Dataset records:

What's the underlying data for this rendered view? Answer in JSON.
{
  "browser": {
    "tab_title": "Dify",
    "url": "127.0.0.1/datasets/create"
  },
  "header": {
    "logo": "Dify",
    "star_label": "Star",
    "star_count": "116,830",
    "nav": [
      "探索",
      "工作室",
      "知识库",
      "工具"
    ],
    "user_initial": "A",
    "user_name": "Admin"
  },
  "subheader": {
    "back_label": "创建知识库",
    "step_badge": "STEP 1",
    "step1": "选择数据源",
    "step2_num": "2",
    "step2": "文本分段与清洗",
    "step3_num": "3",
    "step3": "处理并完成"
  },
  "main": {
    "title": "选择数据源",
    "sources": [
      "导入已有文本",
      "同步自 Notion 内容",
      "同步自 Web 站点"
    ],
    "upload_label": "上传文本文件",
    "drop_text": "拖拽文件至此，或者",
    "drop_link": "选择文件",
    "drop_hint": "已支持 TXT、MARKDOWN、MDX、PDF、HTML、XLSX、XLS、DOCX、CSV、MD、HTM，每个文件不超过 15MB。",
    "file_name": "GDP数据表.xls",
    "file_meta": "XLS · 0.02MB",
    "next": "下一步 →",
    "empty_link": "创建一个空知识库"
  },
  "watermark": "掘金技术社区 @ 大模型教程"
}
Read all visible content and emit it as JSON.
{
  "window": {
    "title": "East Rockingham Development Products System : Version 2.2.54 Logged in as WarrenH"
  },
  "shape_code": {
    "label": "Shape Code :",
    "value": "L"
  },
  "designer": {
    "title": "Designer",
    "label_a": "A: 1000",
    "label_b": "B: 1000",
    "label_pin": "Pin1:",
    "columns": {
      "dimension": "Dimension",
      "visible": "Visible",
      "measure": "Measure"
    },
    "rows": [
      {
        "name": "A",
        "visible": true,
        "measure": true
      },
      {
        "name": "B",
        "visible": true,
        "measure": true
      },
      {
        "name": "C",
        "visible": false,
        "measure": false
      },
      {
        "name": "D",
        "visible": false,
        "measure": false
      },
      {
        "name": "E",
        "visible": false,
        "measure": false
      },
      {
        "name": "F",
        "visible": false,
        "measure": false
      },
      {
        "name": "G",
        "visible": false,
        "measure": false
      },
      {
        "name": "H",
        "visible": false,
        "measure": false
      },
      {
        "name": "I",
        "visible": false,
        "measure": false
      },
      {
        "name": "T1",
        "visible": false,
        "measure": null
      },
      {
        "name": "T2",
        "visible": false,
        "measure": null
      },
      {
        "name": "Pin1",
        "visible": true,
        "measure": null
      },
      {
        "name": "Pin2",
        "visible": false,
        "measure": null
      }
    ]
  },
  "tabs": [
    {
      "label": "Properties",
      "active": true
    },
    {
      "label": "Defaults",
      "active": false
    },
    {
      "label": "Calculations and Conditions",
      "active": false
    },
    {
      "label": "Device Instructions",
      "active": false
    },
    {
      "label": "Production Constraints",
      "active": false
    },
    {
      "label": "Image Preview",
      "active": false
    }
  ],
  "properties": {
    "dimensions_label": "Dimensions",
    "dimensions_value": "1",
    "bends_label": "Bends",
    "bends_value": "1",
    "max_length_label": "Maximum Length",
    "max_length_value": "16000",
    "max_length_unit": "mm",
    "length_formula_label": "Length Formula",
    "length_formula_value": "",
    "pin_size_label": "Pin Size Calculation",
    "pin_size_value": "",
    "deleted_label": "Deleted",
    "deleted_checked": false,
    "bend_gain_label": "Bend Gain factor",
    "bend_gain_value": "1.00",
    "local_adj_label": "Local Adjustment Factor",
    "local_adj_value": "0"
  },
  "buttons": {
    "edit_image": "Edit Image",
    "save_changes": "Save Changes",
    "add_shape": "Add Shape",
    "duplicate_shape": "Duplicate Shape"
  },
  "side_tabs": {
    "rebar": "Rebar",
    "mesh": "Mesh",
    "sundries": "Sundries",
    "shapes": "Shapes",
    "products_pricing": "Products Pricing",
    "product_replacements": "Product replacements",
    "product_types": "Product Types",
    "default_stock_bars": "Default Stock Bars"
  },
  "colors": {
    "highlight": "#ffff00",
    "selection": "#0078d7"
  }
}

• TASK PROMPT:
Please reproduce each line exactly as written.

• SOLVED PROBLEM:
What's the underlying data for this rendered view? Answer in JSON.
{
  "browser": {
    "tab_title": "Dify",
    "url": "127.0.0.1/datasets/create"
  },
  "header": {
    "logo": "Dify",
    "star_label": "Star",
    "star_count": "116,830",
    "nav": [
      "探索",
      "工作室",
      "知识库",
      "工具"
    ],
    "user_initial": "A",
    "user_name": "Admin"
  },
  "subheader": {
    "back_label": "创建知识库",
    "step_badge": "STEP 1",
    "step1": "选择数据源",
    "step2_num": "2",
    "step2": "文本分段与清洗",
    "step3_num": "3",
    "step3": "处理并完成"
  },
  "main": {
    "title": "选择数据源",
    "sources": [
      "导入已有文本",
      "同步自 Notion 内容",
      "同步自 Web 站点"
    ],
    "upload_label": "上传文本文件",
    "drop_text": "拖拽文件至此，或者",
    "drop_link": "选择文件",
    "drop_hint": "已支持 TXT、MARKDOWN、MDX、PDF、HTML、XLSX、XLS、DOCX、CSV、MD、HTM，每个文件不超过 15MB。",
    "file_name": "GDP数据表.xls",
    "file_meta": "XLS · 0.02MB",
    "next": "下一步 →",
    "empty_link": "创建一个空知识库"
  },
  "watermark": "掘金技术社区 @ 大模型教程"
}
Read all visible content and emit it as JSON.
{
  "window": {
    "title": "East Rockingham Development Products System : Version 2.2.54 Logged in as WarrenH"
  },
  "shape_code": {
    "label": "Shape Code :",
    "value": "L"
  },
  "designer": {
    "title": "Designer",
    "label_a": "A: 1000",
    "label_b": "B: 1000",
    "label_pin": "Pin1:",
    "columns": {
      "dimension": "Dimension",
      "visible": "Visible",
      "measure": "Measure"
    },
    "rows": [
      {
        "name": "A",
        "visible": true,
        "measure": true
      },
      {
        "name": "B",
        "visible": true,
        "measure": true
      },
      {
        "name": "C",
        "visible": false,
        "measure": false
      },
      {
        "name": "D",
        "visible": false,
        "measure": false
      },
      {
        "name": "E",
        "visible": false,
        "measure": false
      },
      {
        "name": "F",
        "visible": false,
        "measure": false
      },
      {
        "name": "G",
        "visible": false,
        "measure": false
      },
      {
        "name": "H",
        "visible": false,
        "measure": false
      },
      {
        "name": "I",
        "visible": false,
        "measure": false
      },
      {
        "name": "T1",
        "visible": false,
        "measure": null
      },
      {
        "name": "T2",
        "visible": false,
        "measure": null
      },
      {
        "name": "Pin1",
        "visible": true,
        "measure": null
      },
      {
        "name": "Pin2",
        "visible": false,
        "measure": null
      }
    ]
  },
  "tabs": [
    {
      "label": "Properties",
      "active": true
    },
    {
      "label": "Defaults",
      "active": false
    },
    {
      "label": "Calculations and Conditions",
      "active": false
    },
    {
      "label": "Device Instructions",
      "active": false
    },
    {
      "label": "Production Constraints",
      "active": false
    },
    {
      "label": "Image Preview",
      "active": false
    }
  ],
  "properties": {
    "dimensions_label": "Dimensions",
    "dimensions_value": "1",
    "bends_label": "Bends",
    "bends_value": "1",
    "max_length_label": "Maximum Length",
    "max_length_value": "16000",
    "max_length_unit": "mm",
    "length_formula_label": "Length Formula",
    "length_formula_value": "",
    "pin_size_label": "Pin Size Calculation",
    "pin_size_value": "",
    "deleted_label": "Deleted",
    "deleted_checked": false,
    "bend_gain_label": "Bend Gain factor",
    "bend_gain_value": "1.00",
    "local_adj_label": "Local Adjustment Factor",
    "local_adj_value": "0"
  },
  "buttons": {
    "edit_image": "Edit Image",
    "save_changes": "Save Changes",
    "add_shape": "Add Shape",
    "duplicate_shape": "Duplicate Shape"
  },
  "side_tabs": {
    "rebar": "Rebar",
    "mesh": "Mesh",
    "sundries": "Sundries",
    "shapes": "Shapes",
    "products_pricing": "Products Pricing",
    "product_replacements": "Product replacements",
    "product_types": "Product Types",
    "default_stock_bars": "Default Stock Bars"
  },
  "colors": {
    "highlight": "#ffff00",
    "selection": "#0078d7"
  }
}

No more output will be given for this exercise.